- _EXERCISE GOAL_:
Repeat the material below exactly, line for line.

- _EXCERPTED RECORDS_:
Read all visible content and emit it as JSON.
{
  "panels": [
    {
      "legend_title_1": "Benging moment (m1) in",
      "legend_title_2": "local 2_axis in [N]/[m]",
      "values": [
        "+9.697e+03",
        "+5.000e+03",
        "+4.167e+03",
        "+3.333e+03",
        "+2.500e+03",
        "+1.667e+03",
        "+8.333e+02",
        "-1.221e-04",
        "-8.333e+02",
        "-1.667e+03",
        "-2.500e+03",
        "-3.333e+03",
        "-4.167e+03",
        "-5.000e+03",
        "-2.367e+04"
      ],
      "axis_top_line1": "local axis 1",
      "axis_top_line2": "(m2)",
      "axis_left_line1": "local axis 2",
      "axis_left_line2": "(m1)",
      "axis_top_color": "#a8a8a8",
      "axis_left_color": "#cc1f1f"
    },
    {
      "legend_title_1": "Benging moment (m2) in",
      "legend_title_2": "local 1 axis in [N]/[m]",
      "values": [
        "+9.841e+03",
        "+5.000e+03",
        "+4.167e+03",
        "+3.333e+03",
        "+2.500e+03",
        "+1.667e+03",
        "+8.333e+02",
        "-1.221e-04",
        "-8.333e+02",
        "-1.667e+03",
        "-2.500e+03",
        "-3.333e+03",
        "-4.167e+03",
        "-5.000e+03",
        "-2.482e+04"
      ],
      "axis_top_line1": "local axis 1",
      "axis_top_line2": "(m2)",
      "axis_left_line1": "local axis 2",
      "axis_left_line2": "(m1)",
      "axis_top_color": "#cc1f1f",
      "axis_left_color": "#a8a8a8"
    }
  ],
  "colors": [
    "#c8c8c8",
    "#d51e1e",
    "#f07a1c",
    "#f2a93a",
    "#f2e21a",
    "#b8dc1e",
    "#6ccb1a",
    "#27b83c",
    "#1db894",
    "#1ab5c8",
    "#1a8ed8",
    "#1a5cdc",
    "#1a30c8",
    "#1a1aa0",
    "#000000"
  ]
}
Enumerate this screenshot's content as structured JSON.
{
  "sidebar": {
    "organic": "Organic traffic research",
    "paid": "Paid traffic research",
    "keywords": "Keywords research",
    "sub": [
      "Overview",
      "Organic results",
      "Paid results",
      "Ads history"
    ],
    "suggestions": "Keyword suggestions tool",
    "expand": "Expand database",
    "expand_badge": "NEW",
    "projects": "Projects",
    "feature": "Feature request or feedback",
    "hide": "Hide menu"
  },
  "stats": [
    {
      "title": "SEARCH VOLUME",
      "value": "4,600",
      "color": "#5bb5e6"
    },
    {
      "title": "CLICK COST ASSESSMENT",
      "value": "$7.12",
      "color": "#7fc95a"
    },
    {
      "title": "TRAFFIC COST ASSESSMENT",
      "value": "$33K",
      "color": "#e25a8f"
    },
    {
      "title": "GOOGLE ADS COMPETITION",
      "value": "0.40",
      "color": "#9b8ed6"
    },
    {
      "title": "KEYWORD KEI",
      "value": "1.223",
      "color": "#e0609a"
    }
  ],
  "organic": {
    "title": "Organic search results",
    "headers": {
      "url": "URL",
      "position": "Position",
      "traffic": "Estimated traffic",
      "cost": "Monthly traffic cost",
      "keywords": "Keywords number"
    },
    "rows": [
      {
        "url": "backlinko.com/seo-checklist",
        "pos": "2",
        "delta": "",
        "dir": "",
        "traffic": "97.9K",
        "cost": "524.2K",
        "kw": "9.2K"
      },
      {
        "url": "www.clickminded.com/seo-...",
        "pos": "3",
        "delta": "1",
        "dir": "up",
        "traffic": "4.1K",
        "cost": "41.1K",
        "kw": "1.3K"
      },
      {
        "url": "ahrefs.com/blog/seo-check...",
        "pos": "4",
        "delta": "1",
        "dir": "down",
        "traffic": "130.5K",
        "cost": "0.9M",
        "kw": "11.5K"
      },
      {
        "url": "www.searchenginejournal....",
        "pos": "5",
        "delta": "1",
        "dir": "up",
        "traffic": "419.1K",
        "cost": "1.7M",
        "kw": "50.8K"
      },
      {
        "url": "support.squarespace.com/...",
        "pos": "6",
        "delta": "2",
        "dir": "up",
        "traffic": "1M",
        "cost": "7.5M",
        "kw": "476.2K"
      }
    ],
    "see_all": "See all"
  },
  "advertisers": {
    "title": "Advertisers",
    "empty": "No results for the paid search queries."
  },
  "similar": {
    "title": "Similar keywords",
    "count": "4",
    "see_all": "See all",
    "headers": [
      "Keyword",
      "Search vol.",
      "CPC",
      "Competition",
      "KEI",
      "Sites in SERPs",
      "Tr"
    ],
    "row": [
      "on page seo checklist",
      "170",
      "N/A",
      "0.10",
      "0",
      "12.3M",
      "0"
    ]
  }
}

- _RESPONSE TO THE EXERCISE_:
Read all visible content and emit it as JSON.
{
  "panels": [
    {
      "legend_title_1": "Benging moment (m1) in",
      "legend_title_2": "local 2_axis in [N]/[m]",
      "values": [
        "+9.697e+03",
        "+5.000e+03",
        "+4.167e+03",
        "+3.333e+03",
        "+2.500e+03",
        "+1.667e+03",
        "+8.333e+02",
        "-1.221e-04",
        "-8.333e+02",
        "-1.667e+03",
        "-2.500e+03",
        "-3.333e+03",
        "-4.167e+03",
        "-5.000e+03",
        "-2.367e+04"
      ],
      "axis_top_line1": "local axis 1",
      "axis_top_line2": "(m2)",
      "axis_left_line1": "local axis 2",
      "axis_left_line2": "(m1)",
      "axis_top_color": "#a8a8a8",
      "axis_left_color": "#cc1f1f"
    },
    {
      "legend_title_1": "Benging moment (m2) in",
      "legend_title_2": "local 1 axis in [N]/[m]",
      "values": [
        "+9.841e+03",
        "+5.000e+03",
        "+4.167e+03",
        "+3.333e+03",
        "+2.500e+03",
        "+1.667e+03",
        "+8.333e+02",
        "-1.221e-04",
        "-8.333e+02",
        "-1.667e+03",
        "-2.500e+03",
        "-3.333e+03",
        "-4.167e+03",
        "-5.000e+03",
        "-2.482e+04"
      ],
      "axis_top_line1": "local axis 1",
      "axis_top_line2": "(m2)",
      "axis_left_line1": "local axis 2",
      "axis_left_line2": "(m1)",
      "axis_top_color": "#cc1f1f",
      "axis_left_color": "#a8a8a8"
    }
  ],
  "colors": [
    "#c8c8c8",
    "#d51e1e",
    "#f07a1c",
    "#f2a93a",
    "#f2e21a",
    "#b8dc1e",
    "#6ccb1a",
    "#27b83c",
    "#1db894",
    "#1ab5c8",
    "#1a8ed8",
    "#1a5cdc",
    "#1a30c8",
    "#1a1aa0",
    "#000000"
  ]
}
Enumerate this screenshot's content as structured JSON.
{
  "sidebar": {
    "organic": "Organic traffic research",
    "paid": "Paid traffic research",
    "keywords": "Keywords research",
    "sub": [
      "Overview",
      "Organic results",
      "Paid results",
      "Ads history"
    ],
    "suggestions": "Keyword suggestions tool",
    "expand": "Expand database",
    "expand_badge": "NEW",
    "projects": "Projects",
    "feature": "Feature request or feedback",
    "hide": "Hide menu"
  },
  "stats": [
    {
      "title": "SEARCH VOLUME",
      "value": "4,600",
      "color": "#5bb5e6"
    },
    {
      "title": "CLICK COST ASSESSMENT",
      "value": "$7.12",
      "color": "#7fc95a"
    },
    {
      "title": "TRAFFIC COST ASSESSMENT",
      "value": "$33K",
      "color": "#e25a8f"
    },
    {
      "title": "GOOGLE ADS COMPETITION",
      "value": "0.40",
      "color": "#9b8ed6"
    },
    {
      "title": "KEYWORD KEI",
      "value": "1.223",
      "color": "#e0609a"
    }
  ],
  "organic": {
    "title": "Organic search results",
    "headers": {
      "url": "URL",
      "position": "Position",
      "traffic": "Estimated traffic",
      "cost": "Monthly traffic cost",
      "keywords": "Keywords number"
    },
    "rows": [
      {
        "url": "backlinko.com/seo-checklist",
        "pos": "2",
        "delta": "",
        "dir": "",
        "traffic": "97.9K",
        "cost": "524.2K",
        "kw": "9.2K"
      },
      {
        "url": "www.clickminded.com/seo-...",
        "pos": "3",
        "delta": "1",
        "dir": "up",
        "traffic": "4.1K",
        "cost": "41.1K",
        "kw": "1.3K"
      },
      {
        "url": "ahrefs.com/blog/seo-check...",
        "pos": "4",
        "delta": "1",
        "dir": "down",
        "traffic": "130.5K",
        "cost": "0.9M",
        "kw": "11.5K"
      },
      {
        "url": "www.searchenginejournal....",
        "pos": "5",
        "delta": "1",
        "dir": "up",
        "traffic": "419.1K",
        "cost": "1.7M",
        "kw": "50.8K"
      },
      {
        "url": "support.squarespace.com/...",
        "pos": "6",
        "delta": "2",
        "dir": "up",
        "traffic": "1M",
        "cost": "7.5M",
        "kw": "476.2K"
      }
    ],
    "see_all": "See all"
  },
  "advertisers": {
    "title": "Advertisers",
    "empty": "No results for the paid search queries."
  },
  "similar": {
    "title": "Similar keywords",
    "count": "4",
    "see_all": "See all",
    "headers": [
      "Keyword",
      "Search vol.",
      "CPC",
      "Competition",
      "KEI",
      "Sites in SERPs",
      "Tr"
    ],
    "row": [
      "on page seo checklist",
      "170",
      "N/A",
      "0.10",
      "0",
      "12.3M",
      "0"
    ]
  }
}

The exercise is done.